§ **Exercise brief**
Search the data for the string "type" and extract every line where it appears.

########

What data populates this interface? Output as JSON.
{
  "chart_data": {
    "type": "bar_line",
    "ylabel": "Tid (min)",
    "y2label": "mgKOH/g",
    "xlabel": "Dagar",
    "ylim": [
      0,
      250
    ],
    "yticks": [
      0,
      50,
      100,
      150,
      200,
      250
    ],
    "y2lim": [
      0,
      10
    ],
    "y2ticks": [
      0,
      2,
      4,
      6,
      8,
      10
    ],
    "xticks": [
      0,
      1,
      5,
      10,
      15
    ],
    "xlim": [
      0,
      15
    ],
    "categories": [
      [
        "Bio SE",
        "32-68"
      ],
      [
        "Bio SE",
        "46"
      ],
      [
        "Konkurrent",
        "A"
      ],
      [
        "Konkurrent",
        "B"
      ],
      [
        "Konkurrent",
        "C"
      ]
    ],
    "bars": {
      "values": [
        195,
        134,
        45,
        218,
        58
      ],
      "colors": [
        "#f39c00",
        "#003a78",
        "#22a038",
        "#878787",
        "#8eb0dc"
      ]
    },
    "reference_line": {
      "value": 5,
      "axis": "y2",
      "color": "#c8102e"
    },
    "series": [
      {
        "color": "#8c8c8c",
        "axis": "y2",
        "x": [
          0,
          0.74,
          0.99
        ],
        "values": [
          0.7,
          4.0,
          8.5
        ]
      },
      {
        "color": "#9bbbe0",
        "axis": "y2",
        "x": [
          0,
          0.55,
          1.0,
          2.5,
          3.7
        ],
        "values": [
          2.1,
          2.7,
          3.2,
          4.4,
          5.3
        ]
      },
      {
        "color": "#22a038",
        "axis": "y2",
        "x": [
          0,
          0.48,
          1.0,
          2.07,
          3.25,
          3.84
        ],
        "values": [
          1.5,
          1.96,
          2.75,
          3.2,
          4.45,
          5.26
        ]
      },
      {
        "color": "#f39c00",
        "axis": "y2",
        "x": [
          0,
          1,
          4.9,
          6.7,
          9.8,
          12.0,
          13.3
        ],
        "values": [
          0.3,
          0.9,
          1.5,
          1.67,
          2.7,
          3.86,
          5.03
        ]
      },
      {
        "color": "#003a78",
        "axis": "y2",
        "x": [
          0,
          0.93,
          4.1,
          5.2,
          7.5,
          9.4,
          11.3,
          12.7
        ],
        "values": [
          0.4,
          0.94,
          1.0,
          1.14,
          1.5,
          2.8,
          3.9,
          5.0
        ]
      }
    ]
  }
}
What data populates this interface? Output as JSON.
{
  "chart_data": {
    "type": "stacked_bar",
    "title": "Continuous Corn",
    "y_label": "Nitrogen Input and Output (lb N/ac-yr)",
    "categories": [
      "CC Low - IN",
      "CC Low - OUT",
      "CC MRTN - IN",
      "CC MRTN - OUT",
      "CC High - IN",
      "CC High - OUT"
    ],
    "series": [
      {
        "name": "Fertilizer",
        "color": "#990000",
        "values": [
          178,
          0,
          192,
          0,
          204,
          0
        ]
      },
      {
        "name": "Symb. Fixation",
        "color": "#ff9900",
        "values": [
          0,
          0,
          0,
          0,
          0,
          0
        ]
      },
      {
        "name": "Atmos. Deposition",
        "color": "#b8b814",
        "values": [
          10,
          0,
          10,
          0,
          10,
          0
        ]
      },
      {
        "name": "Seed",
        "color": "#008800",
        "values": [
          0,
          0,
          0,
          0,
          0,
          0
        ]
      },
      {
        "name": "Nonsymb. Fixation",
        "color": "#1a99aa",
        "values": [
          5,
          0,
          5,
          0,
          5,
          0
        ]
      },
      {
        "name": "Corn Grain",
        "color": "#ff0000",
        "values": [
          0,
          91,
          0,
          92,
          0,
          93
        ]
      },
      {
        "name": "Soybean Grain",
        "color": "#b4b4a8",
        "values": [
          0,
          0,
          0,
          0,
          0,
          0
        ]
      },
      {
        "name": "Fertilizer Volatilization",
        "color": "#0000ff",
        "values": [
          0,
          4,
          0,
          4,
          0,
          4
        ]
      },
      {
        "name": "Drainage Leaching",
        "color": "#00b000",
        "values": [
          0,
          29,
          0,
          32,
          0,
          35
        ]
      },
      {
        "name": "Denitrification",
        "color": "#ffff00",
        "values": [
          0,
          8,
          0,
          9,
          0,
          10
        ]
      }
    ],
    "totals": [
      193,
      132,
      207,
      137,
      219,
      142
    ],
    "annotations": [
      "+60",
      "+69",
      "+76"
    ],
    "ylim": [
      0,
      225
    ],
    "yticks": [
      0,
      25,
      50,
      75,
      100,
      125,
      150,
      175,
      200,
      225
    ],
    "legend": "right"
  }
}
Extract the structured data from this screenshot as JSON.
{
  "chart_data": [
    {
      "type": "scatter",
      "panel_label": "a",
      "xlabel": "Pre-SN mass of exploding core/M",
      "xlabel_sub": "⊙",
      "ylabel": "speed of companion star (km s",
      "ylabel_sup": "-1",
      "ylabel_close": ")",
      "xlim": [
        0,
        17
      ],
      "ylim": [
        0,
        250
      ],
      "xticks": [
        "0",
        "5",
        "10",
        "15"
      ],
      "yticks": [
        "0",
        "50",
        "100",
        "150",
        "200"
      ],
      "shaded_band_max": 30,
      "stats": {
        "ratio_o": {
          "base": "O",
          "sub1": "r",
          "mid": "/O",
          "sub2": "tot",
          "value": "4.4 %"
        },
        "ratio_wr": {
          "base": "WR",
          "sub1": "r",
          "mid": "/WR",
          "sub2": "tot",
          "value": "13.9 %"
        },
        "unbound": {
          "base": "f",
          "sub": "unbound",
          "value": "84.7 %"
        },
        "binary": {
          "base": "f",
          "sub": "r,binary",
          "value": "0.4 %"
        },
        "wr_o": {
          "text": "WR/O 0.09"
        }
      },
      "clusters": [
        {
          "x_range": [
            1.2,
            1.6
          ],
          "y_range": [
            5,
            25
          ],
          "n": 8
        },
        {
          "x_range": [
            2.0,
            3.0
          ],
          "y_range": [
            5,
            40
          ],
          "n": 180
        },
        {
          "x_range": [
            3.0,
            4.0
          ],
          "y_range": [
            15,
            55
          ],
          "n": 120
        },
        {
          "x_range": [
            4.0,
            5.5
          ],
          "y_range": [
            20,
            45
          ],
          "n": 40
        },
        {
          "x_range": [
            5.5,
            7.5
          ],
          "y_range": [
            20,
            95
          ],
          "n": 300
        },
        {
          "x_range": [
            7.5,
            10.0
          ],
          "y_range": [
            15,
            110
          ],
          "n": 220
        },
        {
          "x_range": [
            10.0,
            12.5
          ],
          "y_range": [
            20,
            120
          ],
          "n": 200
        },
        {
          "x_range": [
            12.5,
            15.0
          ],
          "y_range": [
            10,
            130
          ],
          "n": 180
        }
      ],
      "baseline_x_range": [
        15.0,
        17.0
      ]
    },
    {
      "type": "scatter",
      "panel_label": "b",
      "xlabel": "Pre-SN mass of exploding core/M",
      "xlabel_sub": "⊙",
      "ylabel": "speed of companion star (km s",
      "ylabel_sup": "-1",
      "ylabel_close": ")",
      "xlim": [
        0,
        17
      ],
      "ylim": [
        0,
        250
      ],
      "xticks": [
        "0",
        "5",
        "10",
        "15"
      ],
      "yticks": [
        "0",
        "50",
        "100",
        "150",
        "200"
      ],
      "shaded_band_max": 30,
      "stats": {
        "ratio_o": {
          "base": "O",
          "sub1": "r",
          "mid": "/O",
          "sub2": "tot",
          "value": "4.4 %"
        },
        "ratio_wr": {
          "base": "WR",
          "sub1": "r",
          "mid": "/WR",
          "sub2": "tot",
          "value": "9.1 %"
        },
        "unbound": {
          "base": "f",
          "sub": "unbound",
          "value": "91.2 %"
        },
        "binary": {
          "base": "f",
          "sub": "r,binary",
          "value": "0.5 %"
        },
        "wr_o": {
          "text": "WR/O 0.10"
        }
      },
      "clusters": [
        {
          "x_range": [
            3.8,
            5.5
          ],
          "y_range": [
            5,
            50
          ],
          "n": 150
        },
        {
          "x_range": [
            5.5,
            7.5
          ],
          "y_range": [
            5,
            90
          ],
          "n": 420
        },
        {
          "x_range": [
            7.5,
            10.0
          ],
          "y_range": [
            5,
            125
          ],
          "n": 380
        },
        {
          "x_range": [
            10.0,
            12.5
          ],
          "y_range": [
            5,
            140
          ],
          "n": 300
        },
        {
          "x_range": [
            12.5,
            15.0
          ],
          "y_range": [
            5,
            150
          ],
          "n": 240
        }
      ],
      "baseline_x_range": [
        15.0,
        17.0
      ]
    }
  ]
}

########

§ **The reply**
    "type": "bar_line",
    "type": "stacked_bar",
      "type": "scatter",
      "type": "scatter",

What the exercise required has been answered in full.